* Start Data to process *

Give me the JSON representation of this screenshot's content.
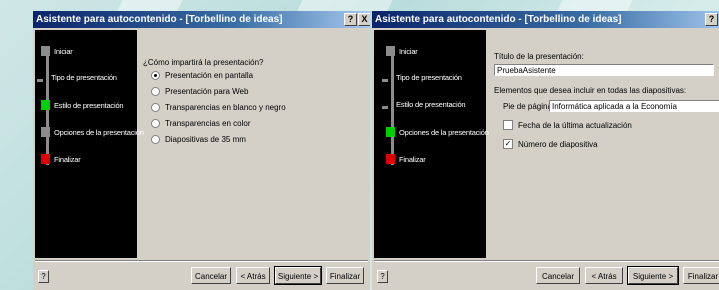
{
  "wizard1": {
    "title": "Asistente para autocontenido - [Torbellino de ideas]",
    "steps": [
      {
        "label": "Iniciar",
        "color": "#8c8c8c"
      },
      {
        "label": "Tipo de presentación",
        "color": "#8c8c8c"
      },
      {
        "label": "Estilo de presentación",
        "color": "#00d000"
      },
      {
        "label": "Opciones de la presentación",
        "color": "#8c8c8c"
      },
      {
        "label": "Finalizar",
        "color": "#e00000"
      }
    ],
    "question": "¿Cómo impartirá la presentación?",
    "options": [
      {
        "label": "Presentación en pantalla",
        "selected": true
      },
      {
        "label": "Presentación para Web",
        "selected": false
      },
      {
        "label": "Transparencias en blanco y negro",
        "selected": false
      },
      {
        "label": "Transparencias en color",
        "selected": false
      },
      {
        "label": "Diapositivas de 35 mm",
        "selected": false
      }
    ],
    "buttons": {
      "cancel": "Cancelar",
      "back": "< Atrás",
      "next": "Siguiente >",
      "finish": "Finalizar"
    }
  },
  "wizard2": {
    "title": "Asistente para autocontenido - [Torbellino de ideas]",
    "steps": [
      {
        "label": "Iniciar",
        "color": "#8c8c8c"
      },
      {
        "label": "Tipo de presentación",
        "color": "#8c8c8c"
      },
      {
        "label": "Estilo de presentación",
        "color": "#8c8c8c"
      },
      {
        "label": "Opciones de la presentación",
        "color": "#00d000"
      },
      {
        "label": "Finalizar",
        "color": "#e00000"
      }
    ],
    "title_label": "Título de la presentación:",
    "title_value": "PruebaAsistente",
    "elements_label": "Elementos que desea incluir en todas las diapositivas:",
    "footer_label": "Pie de página:",
    "footer_value": "Informática aplicada a la Economía",
    "date_check": {
      "label": "Fecha de la última actualización",
      "checked": false
    },
    "number_check": {
      "label": "Número de diapositiva",
      "checked": true
    },
    "buttons": {
      "cancel": "Cancelar",
      "back": "< Atrás",
      "next": "Siguiente >",
      "finish": "Finalizar"
    }
  },
  "titlebar_buttons": {
    "help": "?",
    "close": "X"
  },
  "help_glyph": "?"
}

* End Data to process *

Copy the records above exactly, omitting every picture.

## Full response
Give me the JSON representation of this screenshot's content.
{
  "wizard1": {
    "title": "Asistente para autocontenido - [Torbellino de ideas]",
    "steps": [
      {
        "label": "Iniciar",
        "color": "#8c8c8c"
      },
      {
        "label": "Tipo de presentación",
        "color": "#8c8c8c"
      },
      {
        "label": "Estilo de presentación",
        "color": "#00d000"
      },
      {
        "label": "Opciones de la presentación",
        "color": "#8c8c8c"
      },
      {
        "label": "Finalizar",
        "color": "#e00000"
      }
    ],
    "question": "¿Cómo impartirá la presentación?",
    "options": [
      {
        "label": "Presentación en pantalla",
        "selected": true
      },
      {
        "label": "Presentación para Web",
        "selected": false
      },
      {
        "label": "Transparencias en blanco y negro",
        "selected": false
      },
      {
        "label": "Transparencias en color",
        "selected": false
      },
      {
        "label": "Diapositivas de 35 mm",
        "selected": false
      }
    ],
    "buttons": {
      "cancel": "Cancelar",
      "back": "< Atrás",
      "next": "Siguiente >",
      "finish": "Finalizar"
    }
  },
  "wizard2": {
    "title": "Asistente para autocontenido - [Torbellino de ideas]",
    "steps": [
      {
        "label": "Iniciar",
        "color": "#8c8c8c"
      },
      {
        "label": "Tipo de presentación",
        "color": "#8c8c8c"
      },
      {
        "label": "Estilo de presentación",
        "color": "#8c8c8c"
      },
      {
        "label": "Opciones de la presentación",
        "color": "#00d000"
      },
      {
        "label": "Finalizar",
        "color": "#e00000"
      }
    ],
    "title_label": "Título de la presentación:",
    "title_value": "PruebaAsistente",
    "elements_label": "Elementos que desea incluir en todas las diapositivas:",
    "footer_label": "Pie de página:",
    "footer_value": "Informática aplicada a la Economía",
    "date_check": {
      "label": "Fecha de la última actualización",
      "checked": false
    },
    "number_check": {
      "label": "Número de diapositiva",
      "checked": true
    },
    "buttons": {
      "cancel": "Cancelar",
      "back": "< Atrás",
      "next": "Siguiente >",
      "finish": "Finalizar"
    }
  },
  "titlebar_buttons": {
    "help": "?",
    "close": "X"
  },
  "help_glyph": "?"
}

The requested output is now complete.